[BEGIN Data section]

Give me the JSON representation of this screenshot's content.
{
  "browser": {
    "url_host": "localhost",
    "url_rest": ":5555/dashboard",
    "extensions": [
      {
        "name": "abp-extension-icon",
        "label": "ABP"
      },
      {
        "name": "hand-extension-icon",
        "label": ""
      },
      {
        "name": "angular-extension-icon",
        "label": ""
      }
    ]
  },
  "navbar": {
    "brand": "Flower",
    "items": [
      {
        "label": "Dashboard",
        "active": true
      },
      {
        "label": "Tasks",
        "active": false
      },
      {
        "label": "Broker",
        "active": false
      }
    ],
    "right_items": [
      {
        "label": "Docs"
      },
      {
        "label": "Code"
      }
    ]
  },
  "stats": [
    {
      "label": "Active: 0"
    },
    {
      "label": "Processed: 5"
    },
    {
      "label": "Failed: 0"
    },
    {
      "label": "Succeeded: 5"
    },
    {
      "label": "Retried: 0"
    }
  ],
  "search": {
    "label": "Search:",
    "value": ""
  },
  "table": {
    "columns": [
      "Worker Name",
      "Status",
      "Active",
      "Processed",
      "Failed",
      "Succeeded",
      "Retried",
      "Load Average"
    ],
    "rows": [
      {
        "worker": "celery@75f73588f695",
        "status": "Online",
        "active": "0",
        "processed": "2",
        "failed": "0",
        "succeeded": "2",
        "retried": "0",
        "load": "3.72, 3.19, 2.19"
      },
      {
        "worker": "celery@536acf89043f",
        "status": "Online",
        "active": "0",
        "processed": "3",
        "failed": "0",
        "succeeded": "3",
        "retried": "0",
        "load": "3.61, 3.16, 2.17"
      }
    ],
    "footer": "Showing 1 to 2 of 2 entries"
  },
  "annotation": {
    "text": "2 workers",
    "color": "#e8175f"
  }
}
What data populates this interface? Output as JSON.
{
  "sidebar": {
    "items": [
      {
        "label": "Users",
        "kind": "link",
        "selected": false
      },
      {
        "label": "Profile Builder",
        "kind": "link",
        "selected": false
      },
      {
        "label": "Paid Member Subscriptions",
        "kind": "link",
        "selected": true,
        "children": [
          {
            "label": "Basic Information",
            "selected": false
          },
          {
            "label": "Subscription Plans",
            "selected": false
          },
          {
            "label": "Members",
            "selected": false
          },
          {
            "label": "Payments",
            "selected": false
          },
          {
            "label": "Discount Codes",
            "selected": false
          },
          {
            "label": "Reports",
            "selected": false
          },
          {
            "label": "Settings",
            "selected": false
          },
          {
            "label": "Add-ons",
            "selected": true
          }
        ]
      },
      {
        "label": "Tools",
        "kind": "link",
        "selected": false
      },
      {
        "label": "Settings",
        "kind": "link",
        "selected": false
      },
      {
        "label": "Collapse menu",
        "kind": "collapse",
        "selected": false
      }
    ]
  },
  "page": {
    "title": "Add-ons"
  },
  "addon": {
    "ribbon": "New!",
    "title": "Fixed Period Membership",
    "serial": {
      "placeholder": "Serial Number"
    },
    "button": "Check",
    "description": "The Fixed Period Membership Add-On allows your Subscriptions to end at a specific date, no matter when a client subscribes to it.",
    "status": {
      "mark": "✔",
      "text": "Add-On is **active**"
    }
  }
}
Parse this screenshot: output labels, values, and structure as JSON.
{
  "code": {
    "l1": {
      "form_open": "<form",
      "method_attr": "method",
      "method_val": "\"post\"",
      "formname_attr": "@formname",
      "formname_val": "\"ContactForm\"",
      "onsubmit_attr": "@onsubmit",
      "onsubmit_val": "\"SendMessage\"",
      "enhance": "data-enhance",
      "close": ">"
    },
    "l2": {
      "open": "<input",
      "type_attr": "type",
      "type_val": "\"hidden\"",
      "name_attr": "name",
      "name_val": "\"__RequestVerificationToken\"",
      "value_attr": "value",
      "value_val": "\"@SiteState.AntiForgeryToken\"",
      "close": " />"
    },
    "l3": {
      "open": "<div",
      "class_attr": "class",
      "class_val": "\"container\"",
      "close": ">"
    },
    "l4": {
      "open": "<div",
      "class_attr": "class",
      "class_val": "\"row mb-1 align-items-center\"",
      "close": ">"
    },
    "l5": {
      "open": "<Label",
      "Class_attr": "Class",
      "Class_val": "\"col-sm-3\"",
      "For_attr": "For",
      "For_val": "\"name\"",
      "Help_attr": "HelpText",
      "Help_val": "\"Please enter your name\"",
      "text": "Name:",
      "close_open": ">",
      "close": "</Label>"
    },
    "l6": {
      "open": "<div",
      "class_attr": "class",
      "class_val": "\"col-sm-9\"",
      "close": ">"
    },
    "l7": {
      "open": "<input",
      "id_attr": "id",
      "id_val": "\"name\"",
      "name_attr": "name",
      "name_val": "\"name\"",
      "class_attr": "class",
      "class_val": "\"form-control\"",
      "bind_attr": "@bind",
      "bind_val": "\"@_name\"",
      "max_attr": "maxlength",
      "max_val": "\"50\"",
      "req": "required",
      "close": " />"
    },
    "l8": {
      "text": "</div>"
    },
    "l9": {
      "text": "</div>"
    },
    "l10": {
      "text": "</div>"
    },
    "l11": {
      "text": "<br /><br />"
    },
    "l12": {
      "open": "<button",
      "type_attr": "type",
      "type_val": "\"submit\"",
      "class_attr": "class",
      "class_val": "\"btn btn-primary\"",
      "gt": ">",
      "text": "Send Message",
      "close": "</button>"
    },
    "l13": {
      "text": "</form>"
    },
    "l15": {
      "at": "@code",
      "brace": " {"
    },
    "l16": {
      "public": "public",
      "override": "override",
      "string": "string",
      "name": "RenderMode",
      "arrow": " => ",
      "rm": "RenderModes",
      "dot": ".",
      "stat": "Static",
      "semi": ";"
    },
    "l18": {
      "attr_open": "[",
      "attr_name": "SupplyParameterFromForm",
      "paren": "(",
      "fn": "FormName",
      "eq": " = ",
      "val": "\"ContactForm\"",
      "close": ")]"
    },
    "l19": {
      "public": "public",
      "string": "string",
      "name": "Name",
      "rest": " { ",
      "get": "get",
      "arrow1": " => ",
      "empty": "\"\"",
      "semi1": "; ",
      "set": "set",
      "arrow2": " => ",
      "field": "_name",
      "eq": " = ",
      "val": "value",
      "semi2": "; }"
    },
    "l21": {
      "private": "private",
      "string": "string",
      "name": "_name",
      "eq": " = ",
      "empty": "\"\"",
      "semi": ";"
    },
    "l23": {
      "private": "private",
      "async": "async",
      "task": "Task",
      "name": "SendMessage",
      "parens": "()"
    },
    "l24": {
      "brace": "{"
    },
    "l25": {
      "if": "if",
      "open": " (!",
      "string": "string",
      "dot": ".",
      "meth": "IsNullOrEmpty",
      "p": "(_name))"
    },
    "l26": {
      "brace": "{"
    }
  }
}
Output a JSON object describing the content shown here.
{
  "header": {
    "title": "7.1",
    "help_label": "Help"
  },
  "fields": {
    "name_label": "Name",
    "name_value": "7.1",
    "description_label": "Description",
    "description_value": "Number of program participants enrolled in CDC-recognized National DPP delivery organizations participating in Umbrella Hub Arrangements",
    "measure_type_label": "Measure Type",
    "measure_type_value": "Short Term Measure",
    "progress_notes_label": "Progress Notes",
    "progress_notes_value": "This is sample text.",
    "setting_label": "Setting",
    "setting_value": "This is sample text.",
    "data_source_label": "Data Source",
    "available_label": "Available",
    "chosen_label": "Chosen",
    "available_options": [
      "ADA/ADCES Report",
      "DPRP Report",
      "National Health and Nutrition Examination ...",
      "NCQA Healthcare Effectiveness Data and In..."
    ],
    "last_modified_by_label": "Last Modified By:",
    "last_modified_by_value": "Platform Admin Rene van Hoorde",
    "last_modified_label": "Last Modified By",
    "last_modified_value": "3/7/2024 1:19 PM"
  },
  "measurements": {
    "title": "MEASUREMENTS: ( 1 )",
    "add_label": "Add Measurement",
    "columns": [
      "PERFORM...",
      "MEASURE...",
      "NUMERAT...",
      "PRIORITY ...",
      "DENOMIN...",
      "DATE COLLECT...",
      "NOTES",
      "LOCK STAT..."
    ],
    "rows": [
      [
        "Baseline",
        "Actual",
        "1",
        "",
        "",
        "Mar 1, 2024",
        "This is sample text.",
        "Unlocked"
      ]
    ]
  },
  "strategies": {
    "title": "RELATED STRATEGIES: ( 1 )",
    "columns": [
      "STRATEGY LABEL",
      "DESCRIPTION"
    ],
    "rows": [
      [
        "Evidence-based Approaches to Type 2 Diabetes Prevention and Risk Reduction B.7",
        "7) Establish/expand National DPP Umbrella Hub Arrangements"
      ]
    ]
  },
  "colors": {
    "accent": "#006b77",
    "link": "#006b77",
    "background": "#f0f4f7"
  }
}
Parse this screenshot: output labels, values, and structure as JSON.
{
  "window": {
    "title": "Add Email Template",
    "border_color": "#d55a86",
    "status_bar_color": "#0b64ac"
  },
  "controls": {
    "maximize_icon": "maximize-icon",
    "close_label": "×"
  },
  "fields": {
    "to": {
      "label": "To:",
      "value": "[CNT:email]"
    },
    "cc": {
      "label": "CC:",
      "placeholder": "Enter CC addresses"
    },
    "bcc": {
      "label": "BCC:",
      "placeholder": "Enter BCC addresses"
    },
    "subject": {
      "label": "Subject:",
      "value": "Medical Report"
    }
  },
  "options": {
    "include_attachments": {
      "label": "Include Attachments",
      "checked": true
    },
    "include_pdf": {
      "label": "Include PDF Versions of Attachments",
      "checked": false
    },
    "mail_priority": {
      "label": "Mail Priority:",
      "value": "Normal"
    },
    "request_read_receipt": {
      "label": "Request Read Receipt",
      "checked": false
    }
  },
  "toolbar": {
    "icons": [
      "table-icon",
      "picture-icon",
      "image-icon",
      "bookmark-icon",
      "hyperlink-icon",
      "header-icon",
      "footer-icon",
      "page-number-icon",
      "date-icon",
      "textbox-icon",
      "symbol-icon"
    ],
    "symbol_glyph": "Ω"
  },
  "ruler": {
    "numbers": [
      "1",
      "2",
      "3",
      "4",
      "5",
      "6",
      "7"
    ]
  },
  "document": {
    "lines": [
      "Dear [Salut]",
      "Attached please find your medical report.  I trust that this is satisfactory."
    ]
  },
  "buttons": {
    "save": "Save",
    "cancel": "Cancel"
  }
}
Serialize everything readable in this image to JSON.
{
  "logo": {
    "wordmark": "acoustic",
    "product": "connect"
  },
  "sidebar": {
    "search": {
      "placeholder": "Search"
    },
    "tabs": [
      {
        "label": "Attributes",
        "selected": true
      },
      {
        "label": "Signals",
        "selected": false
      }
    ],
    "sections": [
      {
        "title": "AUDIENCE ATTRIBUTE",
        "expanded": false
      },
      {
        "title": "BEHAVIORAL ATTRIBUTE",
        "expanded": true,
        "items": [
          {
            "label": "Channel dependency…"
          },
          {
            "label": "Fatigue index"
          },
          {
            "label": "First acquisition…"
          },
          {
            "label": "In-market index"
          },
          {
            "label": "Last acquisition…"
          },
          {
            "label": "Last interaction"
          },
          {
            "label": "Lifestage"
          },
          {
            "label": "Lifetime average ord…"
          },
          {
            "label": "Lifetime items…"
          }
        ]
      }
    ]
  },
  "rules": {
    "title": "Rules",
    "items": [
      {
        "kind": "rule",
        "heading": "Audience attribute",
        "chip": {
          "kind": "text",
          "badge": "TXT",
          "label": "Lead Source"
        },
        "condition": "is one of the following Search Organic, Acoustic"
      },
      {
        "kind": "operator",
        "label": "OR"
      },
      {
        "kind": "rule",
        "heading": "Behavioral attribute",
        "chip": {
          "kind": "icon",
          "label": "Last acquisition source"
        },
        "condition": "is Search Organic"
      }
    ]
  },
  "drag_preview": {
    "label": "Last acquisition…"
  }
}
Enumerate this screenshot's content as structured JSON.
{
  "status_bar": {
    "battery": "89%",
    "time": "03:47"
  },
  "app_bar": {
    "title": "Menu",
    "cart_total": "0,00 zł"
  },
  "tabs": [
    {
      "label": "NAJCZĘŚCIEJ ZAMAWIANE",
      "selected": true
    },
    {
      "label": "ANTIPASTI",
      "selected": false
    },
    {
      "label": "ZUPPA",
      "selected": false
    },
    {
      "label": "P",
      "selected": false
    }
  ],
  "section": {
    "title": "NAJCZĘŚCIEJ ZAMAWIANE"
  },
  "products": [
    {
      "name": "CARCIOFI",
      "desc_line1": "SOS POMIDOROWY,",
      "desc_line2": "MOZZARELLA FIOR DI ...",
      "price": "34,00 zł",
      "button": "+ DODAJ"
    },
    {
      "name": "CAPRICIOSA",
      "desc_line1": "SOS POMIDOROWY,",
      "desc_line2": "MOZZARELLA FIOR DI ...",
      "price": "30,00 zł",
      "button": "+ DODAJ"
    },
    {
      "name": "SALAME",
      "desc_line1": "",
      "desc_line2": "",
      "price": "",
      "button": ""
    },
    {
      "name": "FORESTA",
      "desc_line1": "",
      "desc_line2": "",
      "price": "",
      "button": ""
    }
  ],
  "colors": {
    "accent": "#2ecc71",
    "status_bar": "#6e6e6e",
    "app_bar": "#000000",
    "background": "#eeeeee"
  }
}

[END Data section]

◆ What the task asks
Collect, from the material above, every line containing the word "heading".

◆ Solution for this exercise
        "heading": "Audience attribute",
        "heading": "Behavioral attribute",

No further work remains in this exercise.